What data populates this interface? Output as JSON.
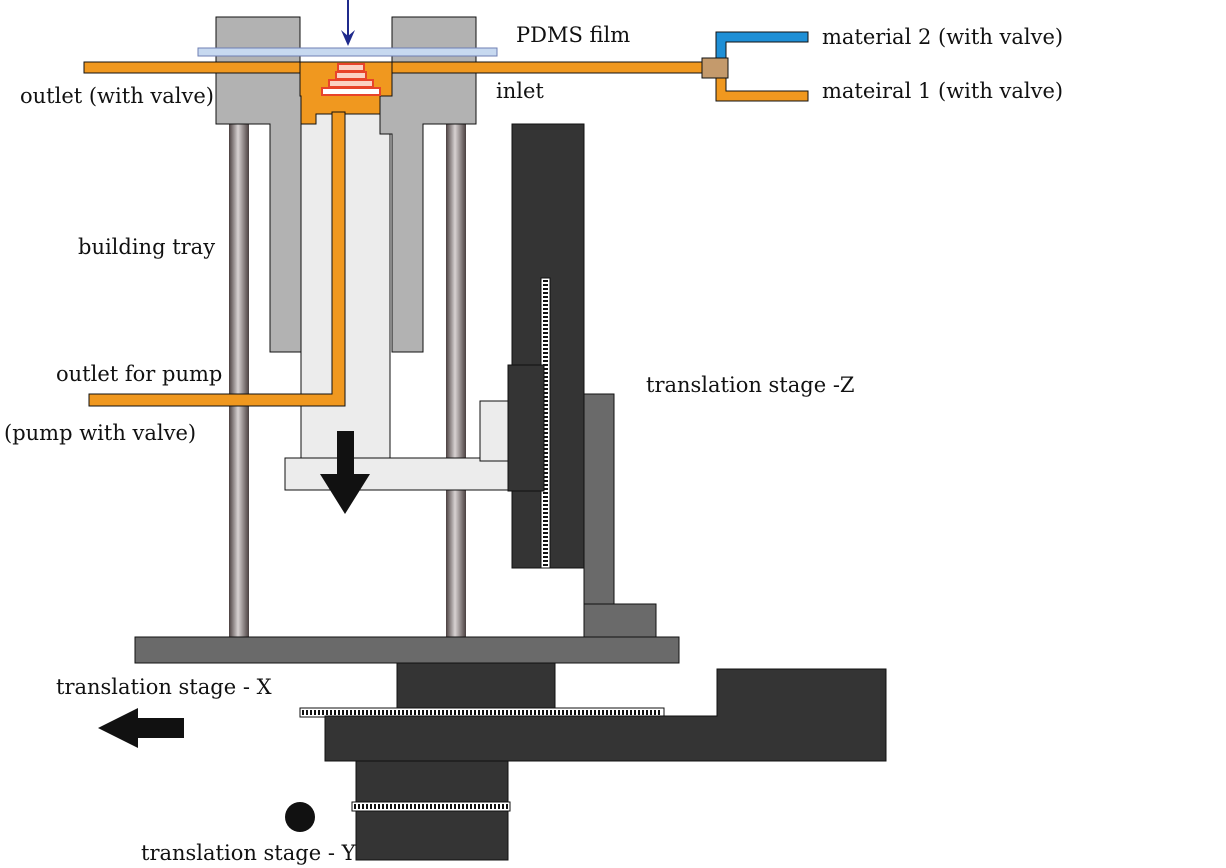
{
  "labels": {
    "pdms_film": "PDMS film",
    "material_2": "material 2 (with valve)",
    "material_1": "mateiral 1 (with valve)",
    "outlet_valve": "outlet (with valve)",
    "inlet": "inlet",
    "building_tray": "building tray",
    "outlet_pump": "outlet for pump",
    "pump_valve": "(pump with valve)",
    "stage_z": "translation stage -Z",
    "stage_x": "translation stage - X",
    "stage_y": "translation stage - Y"
  },
  "colors": {
    "tube_orange": "#f0981f",
    "tube_blue": "#1e8fd6",
    "connector": "#c49a6c",
    "frame_gray": "#b2b2b2",
    "tray_light": "#ececec",
    "stage_dark": "#343434",
    "stage_mid": "#6a6a6a",
    "film_blue": "#c7d9f0",
    "part_red": "#e8442a",
    "light_arrow": "#1f2a8c"
  }
}
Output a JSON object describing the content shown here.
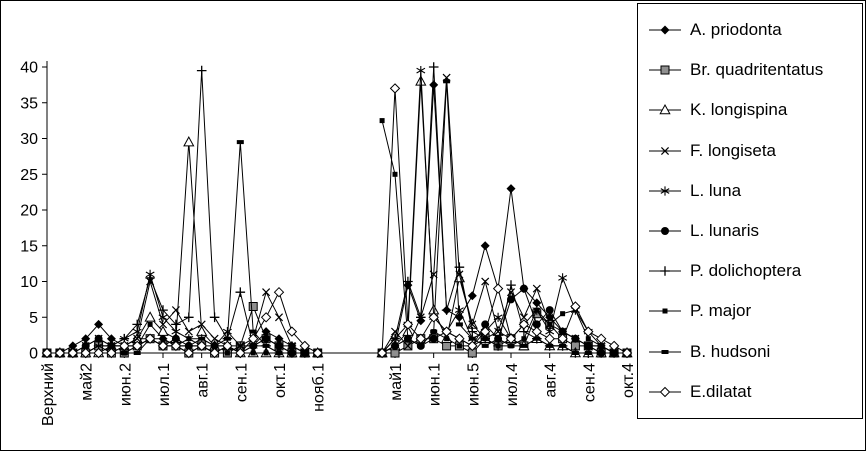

=== Exercise task ===
Write out the listing above again, exactly, but with no pictures in the copy.

=== Worked answer ===
What data populates this interface? Output as JSON.
{
  "labels": {
    "pdms_film": "PDMS film",
    "material_2": "material 2 (with valve)",
    "material_1": "mateiral 1 (with valve)",
    "outlet_valve": "outlet (with valve)",
    "inlet": "inlet",
    "building_tray": "building tray",
    "outlet_pump": "outlet for pump",
    "pump_valve": "(pump with valve)",
    "stage_z": "translation stage -Z",
    "stage_x": "translation stage - X",
    "stage_y": "translation stage - Y"
  },
  "colors": {
    "tube_orange": "#f0981f",
    "tube_blue": "#1e8fd6",
    "connector": "#c49a6c",
    "frame_gray": "#b2b2b2",
    "tray_light": "#ececec",
    "stage_dark": "#343434",
    "stage_mid": "#6a6a6a",
    "film_blue": "#c7d9f0",
    "part_red": "#e8442a",
    "light_arrow": "#1f2a8c"
  }
}
Output a JSON object describing the content shown here.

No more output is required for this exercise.